*EXERCISE*:
Below you will find a set of lines. Repeat them all exactly.

*TASK MATERIAL*:
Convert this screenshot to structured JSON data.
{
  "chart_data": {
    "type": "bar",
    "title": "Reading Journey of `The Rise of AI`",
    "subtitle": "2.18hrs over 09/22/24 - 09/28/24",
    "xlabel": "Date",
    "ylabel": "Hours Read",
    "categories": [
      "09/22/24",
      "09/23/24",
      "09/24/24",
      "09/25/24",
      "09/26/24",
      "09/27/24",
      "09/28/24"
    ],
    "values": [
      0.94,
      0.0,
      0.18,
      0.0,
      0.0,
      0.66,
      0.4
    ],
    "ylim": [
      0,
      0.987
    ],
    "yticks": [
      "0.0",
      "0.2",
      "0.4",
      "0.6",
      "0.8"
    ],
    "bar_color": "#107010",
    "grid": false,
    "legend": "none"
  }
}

*FINAL RESULT*:
Convert this screenshot to structured JSON data.
{
  "chart_data": {
    "type": "bar",
    "title": "Reading Journey of `The Rise of AI`",
    "subtitle": "2.18hrs over 09/22/24 - 09/28/24",
    "xlabel": "Date",
    "ylabel": "Hours Read",
    "categories": [
      "09/22/24",
      "09/23/24",
      "09/24/24",
      "09/25/24",
      "09/26/24",
      "09/27/24",
      "09/28/24"
    ],
    "values": [
      0.94,
      0.0,
      0.18,
      0.0,
      0.0,
      0.66,
      0.4
    ],
    "ylim": [
      0,
      0.987
    ],
    "yticks": [
      "0.0",
      "0.2",
      "0.4",
      "0.6",
      "0.8"
    ],
    "bar_color": "#107010",
    "grid": false,
    "legend": "none"
  }
}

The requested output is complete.